What is needed - Could you write out every entry exactly as it stands?

Provided records -
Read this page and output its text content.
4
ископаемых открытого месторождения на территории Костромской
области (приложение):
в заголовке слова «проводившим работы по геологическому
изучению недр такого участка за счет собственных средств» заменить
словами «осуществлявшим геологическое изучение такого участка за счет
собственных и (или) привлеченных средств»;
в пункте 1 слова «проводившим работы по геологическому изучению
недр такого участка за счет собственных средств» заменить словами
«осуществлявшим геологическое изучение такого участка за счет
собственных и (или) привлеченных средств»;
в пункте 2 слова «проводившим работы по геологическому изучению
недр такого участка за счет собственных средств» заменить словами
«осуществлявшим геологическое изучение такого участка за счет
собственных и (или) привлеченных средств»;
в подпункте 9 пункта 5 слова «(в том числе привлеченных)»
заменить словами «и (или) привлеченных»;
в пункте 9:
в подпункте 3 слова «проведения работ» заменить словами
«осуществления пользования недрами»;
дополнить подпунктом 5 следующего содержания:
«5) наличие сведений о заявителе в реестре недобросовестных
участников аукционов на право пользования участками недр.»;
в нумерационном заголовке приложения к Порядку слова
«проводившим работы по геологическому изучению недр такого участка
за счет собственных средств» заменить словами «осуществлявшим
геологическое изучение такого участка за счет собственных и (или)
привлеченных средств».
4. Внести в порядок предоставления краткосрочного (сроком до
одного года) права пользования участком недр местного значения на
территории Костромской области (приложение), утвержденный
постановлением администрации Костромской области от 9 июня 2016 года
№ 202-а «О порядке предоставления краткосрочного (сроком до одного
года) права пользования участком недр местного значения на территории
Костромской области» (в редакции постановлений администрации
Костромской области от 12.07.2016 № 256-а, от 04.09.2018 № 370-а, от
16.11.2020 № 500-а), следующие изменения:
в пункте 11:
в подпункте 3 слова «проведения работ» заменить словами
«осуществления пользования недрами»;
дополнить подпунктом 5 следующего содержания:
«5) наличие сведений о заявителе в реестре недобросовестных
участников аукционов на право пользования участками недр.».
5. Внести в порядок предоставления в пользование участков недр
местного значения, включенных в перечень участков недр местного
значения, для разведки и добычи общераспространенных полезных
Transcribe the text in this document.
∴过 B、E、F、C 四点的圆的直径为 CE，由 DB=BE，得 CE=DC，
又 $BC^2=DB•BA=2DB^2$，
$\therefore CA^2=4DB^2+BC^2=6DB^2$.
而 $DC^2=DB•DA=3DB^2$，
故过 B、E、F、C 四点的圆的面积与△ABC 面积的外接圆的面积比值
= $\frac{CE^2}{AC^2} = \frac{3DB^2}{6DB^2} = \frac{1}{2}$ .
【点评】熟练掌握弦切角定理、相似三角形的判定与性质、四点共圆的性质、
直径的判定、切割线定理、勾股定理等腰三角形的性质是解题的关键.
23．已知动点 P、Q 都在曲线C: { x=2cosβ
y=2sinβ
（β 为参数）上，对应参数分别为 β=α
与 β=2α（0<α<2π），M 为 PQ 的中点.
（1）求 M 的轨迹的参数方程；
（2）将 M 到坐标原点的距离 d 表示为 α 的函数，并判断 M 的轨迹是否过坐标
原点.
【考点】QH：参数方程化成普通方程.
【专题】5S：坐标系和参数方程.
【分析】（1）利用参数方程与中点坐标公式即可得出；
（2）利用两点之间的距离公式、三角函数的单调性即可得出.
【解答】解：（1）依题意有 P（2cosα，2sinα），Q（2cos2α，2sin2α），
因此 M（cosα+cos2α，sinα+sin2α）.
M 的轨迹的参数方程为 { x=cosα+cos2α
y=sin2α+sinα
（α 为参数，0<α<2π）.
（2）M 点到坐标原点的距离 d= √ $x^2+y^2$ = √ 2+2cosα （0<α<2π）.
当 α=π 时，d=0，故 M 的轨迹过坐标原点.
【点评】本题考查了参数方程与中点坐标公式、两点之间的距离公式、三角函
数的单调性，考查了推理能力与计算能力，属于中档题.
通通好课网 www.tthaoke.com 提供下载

Correct answer -
Read this page and output its text content.
4
ископаемых открытого месторождения на территории Костромской
области (приложение):
в заголовке слова «проводившим работы по геологическому
изучению недр такого участка за счет собственных средств» заменить
словами «осуществлявшим геологическое изучение такого участка за счет
собственных и (или) привлеченных средств»;
в пункте 1 слова «проводившим работы по геологическому изучению
недр такого участка за счет собственных средств» заменить словами
«осуществлявшим геологическое изучение такого участка за счет
собственных и (или) привлеченных средств»;
в пункте 2 слова «проводившим работы по геологическому изучению
недр такого участка за счет собственных средств» заменить словами
«осуществлявшим геологическое изучение такого участка за счет
собственных и (или) привлеченных средств»;
в подпункте 9 пункта 5 слова «(в том числе привлеченных)»
заменить словами «и (или) привлеченных»;
в пункте 9:
в подпункте 3 слова «проведения работ» заменить словами
«осуществления пользования недрами»;
дополнить подпунктом 5 следующего содержания:
«5) наличие сведений о заявителе в реестре недобросовестных
участников аукционов на право пользования участками недр.»;
в нумерационном заголовке приложения к Порядку слова
«проводившим работы по геологическому изучению недр такого участка
за счет собственных средств» заменить словами «осуществлявшим
геологическое изучение такого участка за счет собственных и (или)
привлеченных средств».
4. Внести в порядок предоставления краткосрочного (сроком до
одного года) права пользования участком недр местного значения на
территории Костромской области (приложение), утвержденный
постановлением администрации Костромской области от 9 июня 2016 года
№ 202-а «О порядке предоставления краткосрочного (сроком до одного
года) права пользования участком недр местного значения на территории
Костромской области» (в редакции постановлений администрации
Костромской области от 12.07.2016 № 256-а, от 04.09.2018 № 370-а, от
16.11.2020 № 500-а), следующие изменения:
в пункте 11:
в подпункте 3 слова «проведения работ» заменить словами
«осуществления пользования недрами»;
дополнить подпунктом 5 следующего содержания:
«5) наличие сведений о заявителе в реестре недобросовестных
участников аукционов на право пользования участками недр.».
5. Внести в порядок предоставления в пользование участков недр
местного значения, включенных в перечень участков недр местного
значения, для разведки и добычи общераспространенных полезных
Transcribe the text in this document.
∴过 B、E、F、C 四点的圆的直径为 CE，由 DB=BE，得 CE=DC，
又 $BC^2=DB•BA=2DB^2$，
$\therefore CA^2=4DB^2+BC^2=6DB^2$.
而 $DC^2=DB•DA=3DB^2$，
故过 B、E、F、C 四点的圆的面积与△ABC 面积的外接圆的面积比值
= $\frac{CE^2}{AC^2} = \frac{3DB^2}{6DB^2} = \frac{1}{2}$ .
【点评】熟练掌握弦切角定理、相似三角形的判定与性质、四点共圆的性质、
直径的判定、切割线定理、勾股定理等腰三角形的性质是解题的关键.
23．已知动点 P、Q 都在曲线C: { x=2cosβ
y=2sinβ
（β 为参数）上，对应参数分别为 β=α
与 β=2α（0<α<2π），M 为 PQ 的中点.
（1）求 M 的轨迹的参数方程；
（2）将 M 到坐标原点的距离 d 表示为 α 的函数，并判断 M 的轨迹是否过坐标
原点.
【考点】QH：参数方程化成普通方程.
【专题】5S：坐标系和参数方程.
【分析】（1）利用参数方程与中点坐标公式即可得出；
（2）利用两点之间的距离公式、三角函数的单调性即可得出.
【解答】解：（1）依题意有 P（2cosα，2sinα），Q（2cos2α，2sin2α），
因此 M（cosα+cos2α，sinα+sin2α）.
M 的轨迹的参数方程为 { x=cosα+cos2α
y=sin2α+sinα
（α 为参数，0<α<2π）.
（2）M 点到坐标原点的距离 d= √ $x^2+y^2$ = √ 2+2cosα （0<α<2π）.
当 α=π 时，d=0，故 M 的轨迹过坐标原点.
【点评】本题考查了参数方程与中点坐标公式、两点之间的距离公式、三角函
数的单调性，考查了推理能力与计算能力，属于中档题.
通通好课网 www.tthaoke.com 提供下载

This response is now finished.